» **Instruction**
Find each line containing the string "varies". Copy it.
-- start of Supplied data --
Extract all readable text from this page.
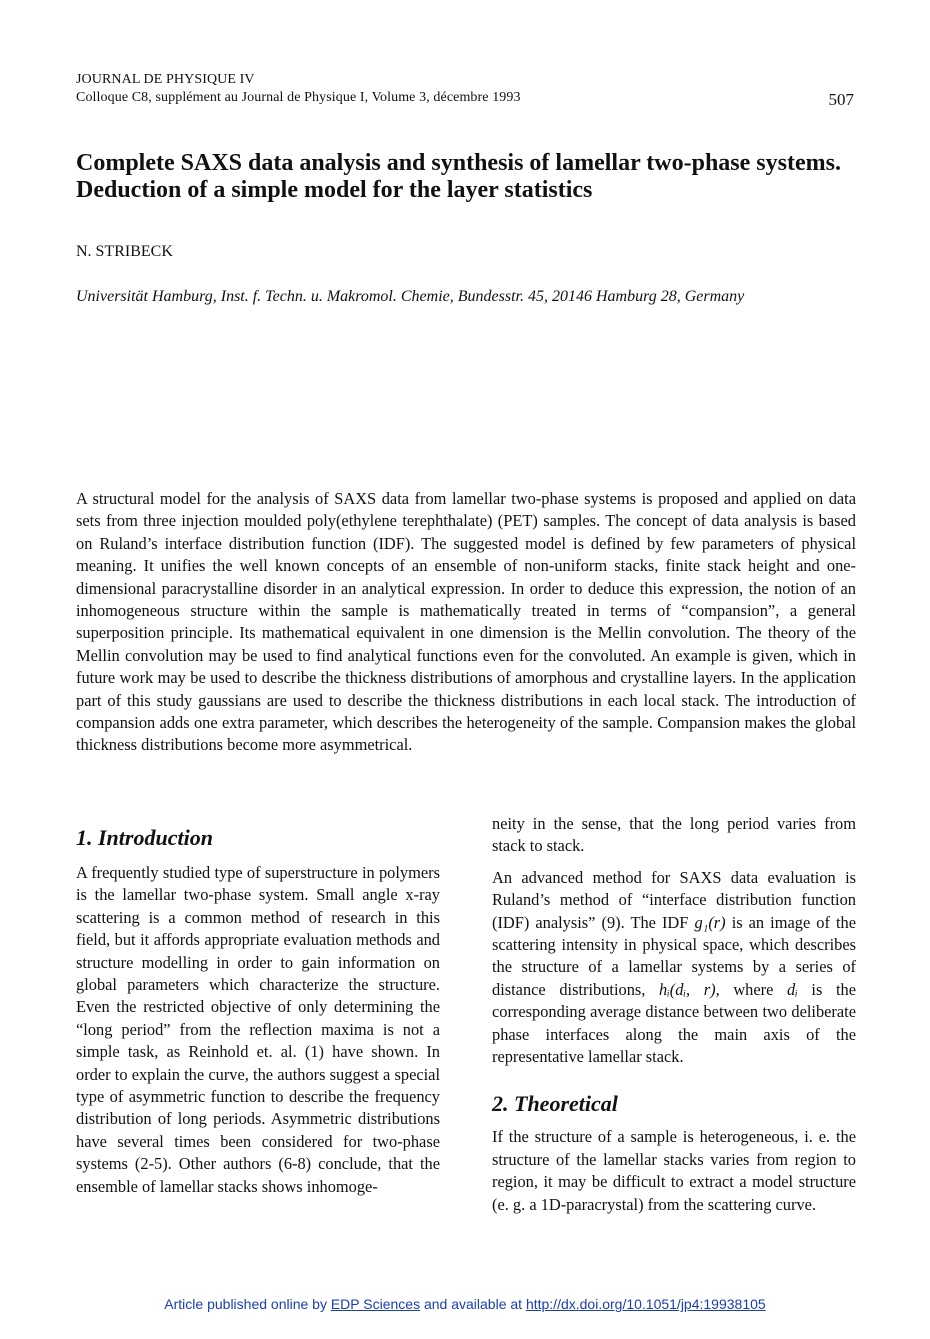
JOURNAL DE PHYSIQUE IV
Colloque C8, supplément au Journal de Physique I, Volume 3, décembre 1993	507
Complete SAXS data analysis and synthesis of lamellar two-phase systems. Deduction of a simple model for the layer statistics
N. STRIBECK
Universität Hamburg, Inst. f. Techn. u. Makromol. Chemie, Bundesstr. 45, 20146 Hamburg 28, Germany
A structural model for the analysis of SAXS data from lamellar two-phase systems is proposed and applied on data sets from three injection moulded poly(ethylene terephthalate) (PET) samples. The concept of data analysis is based on Ruland’s interface distribution function (IDF). The suggested model is defined by few parameters of physical meaning. It unifies the well known concepts of an ensemble of non-uniform stacks, finite stack height and one-dimensional paracrystalline disorder in an analytical expression. In order to deduce this expression, the notion of an inhomogeneous structure within the sample is mathematically treated in terms of “compansion”, a general superposition principle. Its mathematical equivalent in one dimension is the Mellin convolution. The theory of the Mellin convolution may be used to find analytical functions even for the convoluted. An example is given, which in future work may be used to describe the thickness distributions of amorphous and crystalline layers. In the application part of this study gaussians are used to describe the thickness distributions in each local stack. The introduction of compansion adds one extra parameter, which describes the heterogeneity of the sample. Compansion makes the global thickness distributions become more asymmetrical.
1. Introduction

A frequently studied type of superstructure in polymers is the lamellar two-phase system. Small angle x-ray scattering is a common method of research in this field, but it affords appropriate evaluation methods and structure modelling in order to gain information on global parameters which characterize the structure. Even the restricted objective of only determining the “long period” from the reflection maxima is not a simple task, as Reinhold et. al. (1) have shown. In order to explain the curve, the authors suggest a special type of asymmetric function to describe the frequency distribution of long periods. Asymmetric distributions have several times been considered for two-phase systems (2-5). Other authors (6-8) conclude, that the ensemble of lamellar stacks shows inhomoge-

neity in the sense, that the long period varies from stack to stack.

An advanced method for SAXS data evaluation is Ruland’s method of “interface distribution function (IDF) analysis” (9). The IDF g₁(r) is an image of the scattering intensity in physical space, which describes the structure of a lamellar systems by a series of distance distributions, hᵢ(dᵢ, r), where dᵢ is the corresponding average distance between two deliberate phase interfaces along the main axis of the representative lamellar stack.

2. Theoretical

If the structure of a sample is heterogeneous, i. e. the structure of the lamellar stacks varies from region to region, it may be difficult to extract a model structure (e. g. a 1D-paracrystal) from the scattering curve.

Article published online by EDP Sciences and available at http://dx.doi.org/10.1051/jp4:19938105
-- end of Supplied data --
» **Answer for this exercise**
neity in the sense, that the long period varies from stack to stack.
If the structure of a sample is heterogeneous, i. e. the structure of the lamellar stacks varies from region to region, it may be difficult to extract a model structure (e. g. a 1D-paracrystal) from the scattering curve.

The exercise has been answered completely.